**СПИСОК ЗАДАНИЙ:**
• A. Выпишите из текста о герменевтике и научной теории всё, начиная со слов «Но если мы проявим» и вплоть до слов «наше предположение действительности.».
• B. Продолжите текст о герменевтике и научной теории, начав сразу после его последнего предложения.

**ИСХОДНЫЙ ТЕКСТ:**

%%

В герменевтике происходит то же самое. Когда мне лично знакома ситуация, о которой рассказывает человек, я думаю: «Ага, вот что ты сейчас чувствуешь». Иногда для этого приходится долго выслушивать рассказы собеседника, в которых он точно описывает свои переживания. Причем в простом случае, например в автомобильной аварии, в которой был поврежден кузов, можно довольно быстро разобраться. И напротив, сложную и запутанную семейную ситуацию, такую как проблема в браке или трудности воспитания детей, сразу понять бывает непросто. Еще труднее добиться понимания, если нам нужно «вчувствоваться» в человека, пребывающего в тяжелой депрессии и подумывающего о самоубийстве, не говоря уже о человеке, который «сошел с ума», или страдает шизофренией.
Но если мы проявим терпение, будем внимательно слушать собеседника, обратим внимание на обертоны его речи и постараемся понять, что его мучает, нам всегда удастся увидеть за сначала непонятным поведением лежащие в его основе скрытые мотивы. При этом надо стараться методом проб и ошибок вновь и вновь находить и высказывать предположения, а также, задавая вопросы другому человеку, перепроверять, соответствует ли наше предположение действительности.
5. Научная теория
Методология научного познания предполагает взгляд на «ландшафт наук» с несколько отстраненной позиции, т. е. снаружи, подобно тому, как мы смотрели бы на Землю со спутника. К такому подходу прибегают при теоретико-научном описании отдельных наук, разделив их на номотетические (устанавливающие законы) и идиографические (подробно описывающие отдельные случаи и факты). Теория науки занимается также описанием и классификацией методов, применяемых в разных науках. Точно так же теории отдельных наук оцениваются с точки зрения их логической обоснованности, непротиворечивости и истории их возникновения.
С научно-теоретической точки зрения важна также возможность проверки результатов, полученных той или иной наукой. В идеальном случае результаты, установленные одним ученым, должны получаться и у других ученых при использовании ими тех же самых методов. Но быстро выясняется, что даже в современной физике при исследовании какого-либо предмета одним и тем же методом нам непросто прийти к одному и тому же результату; с момента проведения первого исследования мог измениться не только исследуемый предмет, но и применяемый метод и даже сам исследователь.

%%

**ПРЕДОСТАВЛЕННЫЕ ЭЛЕМЕНТЫ:**
%%

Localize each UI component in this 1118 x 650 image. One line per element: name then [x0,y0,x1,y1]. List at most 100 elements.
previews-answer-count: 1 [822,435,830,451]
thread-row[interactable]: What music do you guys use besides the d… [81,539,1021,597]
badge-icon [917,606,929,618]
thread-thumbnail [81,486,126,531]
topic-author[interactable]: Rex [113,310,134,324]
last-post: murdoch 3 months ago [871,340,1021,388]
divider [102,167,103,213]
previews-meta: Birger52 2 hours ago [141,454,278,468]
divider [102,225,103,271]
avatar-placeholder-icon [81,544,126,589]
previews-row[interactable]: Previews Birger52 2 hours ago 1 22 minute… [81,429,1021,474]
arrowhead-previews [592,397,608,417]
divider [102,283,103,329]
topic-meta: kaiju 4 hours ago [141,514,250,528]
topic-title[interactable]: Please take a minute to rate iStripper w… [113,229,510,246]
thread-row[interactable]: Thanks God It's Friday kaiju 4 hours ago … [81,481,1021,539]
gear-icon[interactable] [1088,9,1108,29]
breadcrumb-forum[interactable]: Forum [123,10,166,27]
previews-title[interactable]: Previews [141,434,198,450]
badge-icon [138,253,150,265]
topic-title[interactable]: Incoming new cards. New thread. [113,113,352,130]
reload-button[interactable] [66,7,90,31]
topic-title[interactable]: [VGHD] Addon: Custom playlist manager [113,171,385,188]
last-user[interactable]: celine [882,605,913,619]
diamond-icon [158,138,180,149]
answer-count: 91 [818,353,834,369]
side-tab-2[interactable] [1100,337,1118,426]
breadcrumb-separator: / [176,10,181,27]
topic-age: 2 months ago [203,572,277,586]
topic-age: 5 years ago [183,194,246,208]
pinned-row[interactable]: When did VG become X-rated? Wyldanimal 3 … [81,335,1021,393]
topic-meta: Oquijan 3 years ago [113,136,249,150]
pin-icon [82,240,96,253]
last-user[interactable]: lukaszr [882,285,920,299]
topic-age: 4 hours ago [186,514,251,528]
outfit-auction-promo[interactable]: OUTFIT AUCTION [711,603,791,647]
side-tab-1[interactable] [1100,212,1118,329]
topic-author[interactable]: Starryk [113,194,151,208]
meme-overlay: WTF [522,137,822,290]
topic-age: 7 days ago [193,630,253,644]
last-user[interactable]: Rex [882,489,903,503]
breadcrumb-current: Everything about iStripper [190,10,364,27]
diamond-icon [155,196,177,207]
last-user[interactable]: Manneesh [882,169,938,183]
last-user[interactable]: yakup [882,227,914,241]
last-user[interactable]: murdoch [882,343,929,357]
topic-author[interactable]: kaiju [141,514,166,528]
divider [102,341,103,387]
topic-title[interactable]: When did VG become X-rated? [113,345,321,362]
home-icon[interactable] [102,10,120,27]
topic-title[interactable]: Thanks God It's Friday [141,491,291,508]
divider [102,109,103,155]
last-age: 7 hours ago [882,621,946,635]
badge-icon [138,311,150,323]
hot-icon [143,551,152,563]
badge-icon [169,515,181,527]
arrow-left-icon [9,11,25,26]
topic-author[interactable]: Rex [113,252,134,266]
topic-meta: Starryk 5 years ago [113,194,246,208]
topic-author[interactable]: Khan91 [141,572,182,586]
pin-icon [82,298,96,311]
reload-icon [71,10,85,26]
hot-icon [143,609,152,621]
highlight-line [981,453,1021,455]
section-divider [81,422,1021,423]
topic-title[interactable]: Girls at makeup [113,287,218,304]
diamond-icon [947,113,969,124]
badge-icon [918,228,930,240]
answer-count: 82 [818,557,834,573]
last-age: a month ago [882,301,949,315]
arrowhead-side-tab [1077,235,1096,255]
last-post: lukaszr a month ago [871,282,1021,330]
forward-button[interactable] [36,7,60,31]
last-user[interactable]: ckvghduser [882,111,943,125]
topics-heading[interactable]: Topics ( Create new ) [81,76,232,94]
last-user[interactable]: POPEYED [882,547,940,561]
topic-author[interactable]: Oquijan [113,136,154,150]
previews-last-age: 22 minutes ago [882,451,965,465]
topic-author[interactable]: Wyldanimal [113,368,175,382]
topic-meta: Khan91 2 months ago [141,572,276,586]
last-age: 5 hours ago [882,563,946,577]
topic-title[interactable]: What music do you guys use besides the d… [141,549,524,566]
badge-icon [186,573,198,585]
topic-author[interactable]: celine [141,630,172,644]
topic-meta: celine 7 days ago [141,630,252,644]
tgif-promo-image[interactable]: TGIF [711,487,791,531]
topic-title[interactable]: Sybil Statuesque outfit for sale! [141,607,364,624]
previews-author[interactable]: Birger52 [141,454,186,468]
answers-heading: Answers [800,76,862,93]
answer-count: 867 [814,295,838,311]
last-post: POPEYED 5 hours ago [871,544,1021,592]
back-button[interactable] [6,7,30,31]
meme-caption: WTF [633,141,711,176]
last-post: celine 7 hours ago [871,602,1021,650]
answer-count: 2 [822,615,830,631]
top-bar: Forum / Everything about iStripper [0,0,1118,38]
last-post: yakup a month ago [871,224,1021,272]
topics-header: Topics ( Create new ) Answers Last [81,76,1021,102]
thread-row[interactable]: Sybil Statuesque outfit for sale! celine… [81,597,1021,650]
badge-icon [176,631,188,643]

%%

**ОЖИДАЕМЫЕ ОТВЕТЫ:**
• A.
Но если мы проявим терпение, будем внимательно слушать собеседника, обратим внимание на обертоны его речи и постараемся понять, что его мучает, нам всегда удастся увидеть за сначала непонятным поведением лежащие в его основе скрытые мотивы. При этом надо стараться методом проб и ошибок вновь и вновь находить и высказывать предположения, а также, задавая вопросы другому человеку, перепроверять, соответствует ли наше предположение действительности.

• B.
Кроме того, наблюдаемые феномены могут и восприниматься по-разному. В то время как один исследователь называет какое-то место в спектре цветов зеленым, другой скажет, что это синее. Одно и то же высказывание может пониматься неодинаково разными исследователями. Во избежание подобных недоразумений используемые понятия необходимо определить и операционализировать таким образом, чтобы в любом случае было ясно, о чем идет речь. Хорошим примером удавшейся операционализации (подготовки к объективному анализу) может считаться следующее определение понятия «остров»: остров – это часть суши, окруженная водой, или участок земли, который можно обогнуть на лодке. В настоящее время удается операционализировать даже трудные психоаналитические понятия. Немецкое общество ОПД (операционализованной психодинамической диагностики) представило систему, которая изложена в специальном руководстве и четко определяет 5 размерностей описания (Arbeitskreis OPD, 1998):
1) «переживание болезни»;
2) отношения;
3) конфликт;
4) структура;
5) расстройства.
Более сложные феномены, такие как любовь, операционализировать не так-то просто. Во всяком случае, существует большая опасность, что операционализация феномена любви окажется чрезвычайно поверхностной, как, например, когда количественное измерение любви основывается на определении частоты поцелуев или времени, в течение которого влюбленная парочка «держится за руки».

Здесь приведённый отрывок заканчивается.